▶ _Job_:
For this exercise, repeat all of the material verbatim apart from its images.

▶ _Material provided_:
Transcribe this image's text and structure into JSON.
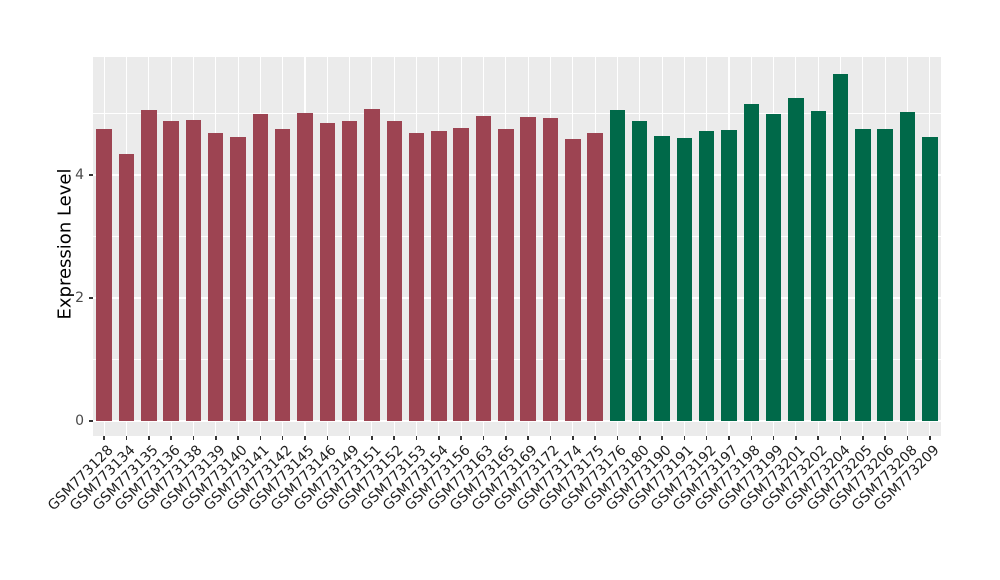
{
  "figure": {
    "background": "#FFFFFF",
    "panel_background": "#EBEBEB",
    "gridline_color": "#FFFFFF",
    "tick_color": "#333333",
    "axis_text_color": "#1F1F1F"
  },
  "chart_data": {
    "type": "bar",
    "title": "",
    "xlabel": "",
    "ylabel": "Expression Level",
    "ylim": [
      -0.25,
      5.95
    ],
    "yticks": [
      0,
      2,
      4
    ],
    "yticks_minor": [
      1,
      3,
      5
    ],
    "grid": "on",
    "legend": "none",
    "bar_colors": {
      "group1": "#9D4452",
      "group2": "#006949"
    },
    "categories": [
      "GSM773128",
      "GSM773134",
      "GSM773135",
      "GSM773136",
      "GSM773138",
      "GSM773139",
      "GSM773140",
      "GSM773141",
      "GSM773142",
      "GSM773145",
      "GSM773146",
      "GSM773149",
      "GSM773151",
      "GSM773152",
      "GSM773153",
      "GSM773154",
      "GSM773156",
      "GSM773163",
      "GSM773165",
      "GSM773169",
      "GSM773172",
      "GSM773174",
      "GSM773175",
      "GSM773176",
      "GSM773180",
      "GSM773190",
      "GSM773191",
      "GSM773192",
      "GSM773197",
      "GSM773198",
      "GSM773199",
      "GSM773201",
      "GSM773202",
      "GSM773204",
      "GSM773205",
      "GSM773206",
      "GSM773208",
      "GSM773209"
    ],
    "values": [
      4.74,
      4.34,
      5.05,
      4.87,
      4.9,
      4.69,
      4.62,
      5.0,
      4.74,
      5.01,
      4.85,
      4.88,
      5.08,
      4.88,
      4.69,
      4.72,
      4.77,
      4.96,
      4.74,
      4.94,
      4.92,
      4.58,
      4.69,
      5.06,
      4.88,
      4.63,
      4.6,
      4.72,
      4.73,
      5.15,
      5.0,
      5.25,
      5.04,
      5.64,
      4.75,
      4.75,
      5.02,
      4.62
    ],
    "groups": [
      "group1",
      "group1",
      "group1",
      "group1",
      "group1",
      "group1",
      "group1",
      "group1",
      "group1",
      "group1",
      "group1",
      "group1",
      "group1",
      "group1",
      "group1",
      "group1",
      "group1",
      "group1",
      "group1",
      "group1",
      "group1",
      "group1",
      "group1",
      "group2",
      "group2",
      "group2",
      "group2",
      "group2",
      "group2",
      "group2",
      "group2",
      "group2",
      "group2",
      "group2",
      "group2",
      "group2",
      "group2",
      "group2"
    ]
  }
}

▶ _Response_:
Transcribe this image's text and structure into JSON.
{
  "figure": {
    "background": "#FFFFFF",
    "panel_background": "#EBEBEB",
    "gridline_color": "#FFFFFF",
    "tick_color": "#333333",
    "axis_text_color": "#1F1F1F"
  },
  "chart_data": {
    "type": "bar",
    "title": "",
    "xlabel": "",
    "ylabel": "Expression Level",
    "ylim": [
      -0.25,
      5.95
    ],
    "yticks": [
      0,
      2,
      4
    ],
    "yticks_minor": [
      1,
      3,
      5
    ],
    "grid": "on",
    "legend": "none",
    "bar_colors": {
      "group1": "#9D4452",
      "group2": "#006949"
    },
    "categories": [
      "GSM773128",
      "GSM773134",
      "GSM773135",
      "GSM773136",
      "GSM773138",
      "GSM773139",
      "GSM773140",
      "GSM773141",
      "GSM773142",
      "GSM773145",
      "GSM773146",
      "GSM773149",
      "GSM773151",
      "GSM773152",
      "GSM773153",
      "GSM773154",
      "GSM773156",
      "GSM773163",
      "GSM773165",
      "GSM773169",
      "GSM773172",
      "GSM773174",
      "GSM773175",
      "GSM773176",
      "GSM773180",
      "GSM773190",
      "GSM773191",
      "GSM773192",
      "GSM773197",
      "GSM773198",
      "GSM773199",
      "GSM773201",
      "GSM773202",
      "GSM773204",
      "GSM773205",
      "GSM773206",
      "GSM773208",
      "GSM773209"
    ],
    "values": [
      4.74,
      4.34,
      5.05,
      4.87,
      4.9,
      4.69,
      4.62,
      5.0,
      4.74,
      5.01,
      4.85,
      4.88,
      5.08,
      4.88,
      4.69,
      4.72,
      4.77,
      4.96,
      4.74,
      4.94,
      4.92,
      4.58,
      4.69,
      5.06,
      4.88,
      4.63,
      4.6,
      4.72,
      4.73,
      5.15,
      5.0,
      5.25,
      5.04,
      5.64,
      4.75,
      4.75,
      5.02,
      4.62
    ],
    "groups": [
      "group1",
      "group1",
      "group1",
      "group1",
      "group1",
      "group1",
      "group1",
      "group1",
      "group1",
      "group1",
      "group1",
      "group1",
      "group1",
      "group1",
      "group1",
      "group1",
      "group1",
      "group1",
      "group1",
      "group1",
      "group1",
      "group1",
      "group1",
      "group2",
      "group2",
      "group2",
      "group2",
      "group2",
      "group2",
      "group2",
      "group2",
      "group2",
      "group2",
      "group2",
      "group2",
      "group2",
      "group2",
      "group2"
    ]
  }
}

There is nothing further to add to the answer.